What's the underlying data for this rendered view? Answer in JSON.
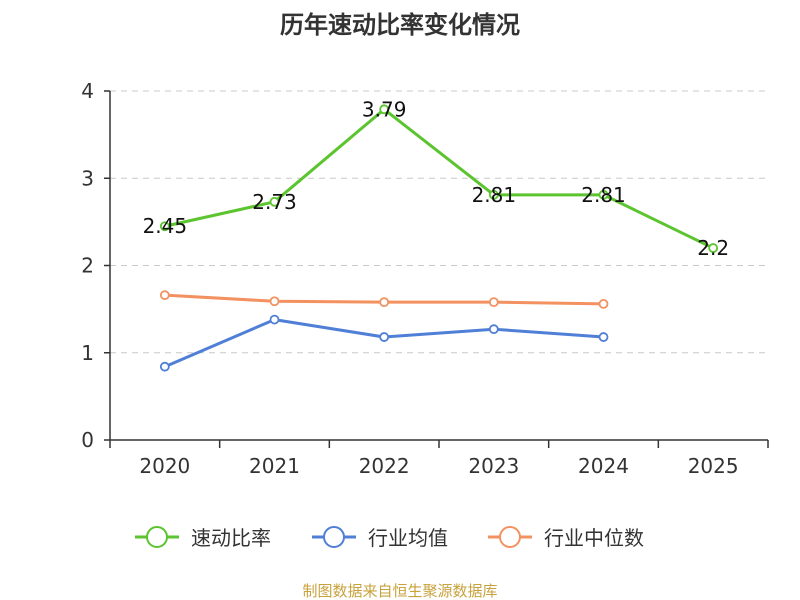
{
  "chart_data": {
    "type": "line",
    "title": "历年速动比率变化情况",
    "categories": [
      "2020",
      "2021",
      "2022",
      "2023",
      "2024",
      "2025"
    ],
    "ylim": [
      0,
      4
    ],
    "yticks": [
      0,
      1,
      2,
      3,
      4
    ],
    "grid": true,
    "legend_position": "bottom",
    "series": [
      {
        "name": "速动比率",
        "color": "#5bc42e",
        "values": [
          2.45,
          2.73,
          3.79,
          2.81,
          2.81,
          2.2
        ],
        "labels": [
          "2.45",
          "2.73",
          "3.79",
          "2.81",
          "2.81",
          "2.2"
        ],
        "show_labels": true
      },
      {
        "name": "行业均值",
        "color": "#4f7fd6",
        "values": [
          0.84,
          1.38,
          1.18,
          1.27,
          1.18,
          null
        ],
        "show_labels": false
      },
      {
        "name": "行业中位数",
        "color": "#f39160",
        "values": [
          1.66,
          1.59,
          1.58,
          1.58,
          1.56,
          null
        ],
        "show_labels": false
      }
    ]
  },
  "source": "制图数据来自恒生聚源数据库"
}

Written exercise: Copy the listing over exactly, skipping the pictures it holds.

Result of the exercise:
What's the underlying data for this rendered view? Answer in JSON.
{
  "chart_data": {
    "type": "line",
    "title": "历年速动比率变化情况",
    "categories": [
      "2020",
      "2021",
      "2022",
      "2023",
      "2024",
      "2025"
    ],
    "ylim": [
      0,
      4
    ],
    "yticks": [
      0,
      1,
      2,
      3,
      4
    ],
    "grid": true,
    "legend_position": "bottom",
    "series": [
      {
        "name": "速动比率",
        "color": "#5bc42e",
        "values": [
          2.45,
          2.73,
          3.79,
          2.81,
          2.81,
          2.2
        ],
        "labels": [
          "2.45",
          "2.73",
          "3.79",
          "2.81",
          "2.81",
          "2.2"
        ],
        "show_labels": true
      },
      {
        "name": "行业均值",
        "color": "#4f7fd6",
        "values": [
          0.84,
          1.38,
          1.18,
          1.27,
          1.18,
          null
        ],
        "show_labels": false
      },
      {
        "name": "行业中位数",
        "color": "#f39160",
        "values": [
          1.66,
          1.59,
          1.58,
          1.58,
          1.56,
          null
        ],
        "show_labels": false
      }
    ]
  },
  "source": "制图数据来自恒生聚源数据库"
}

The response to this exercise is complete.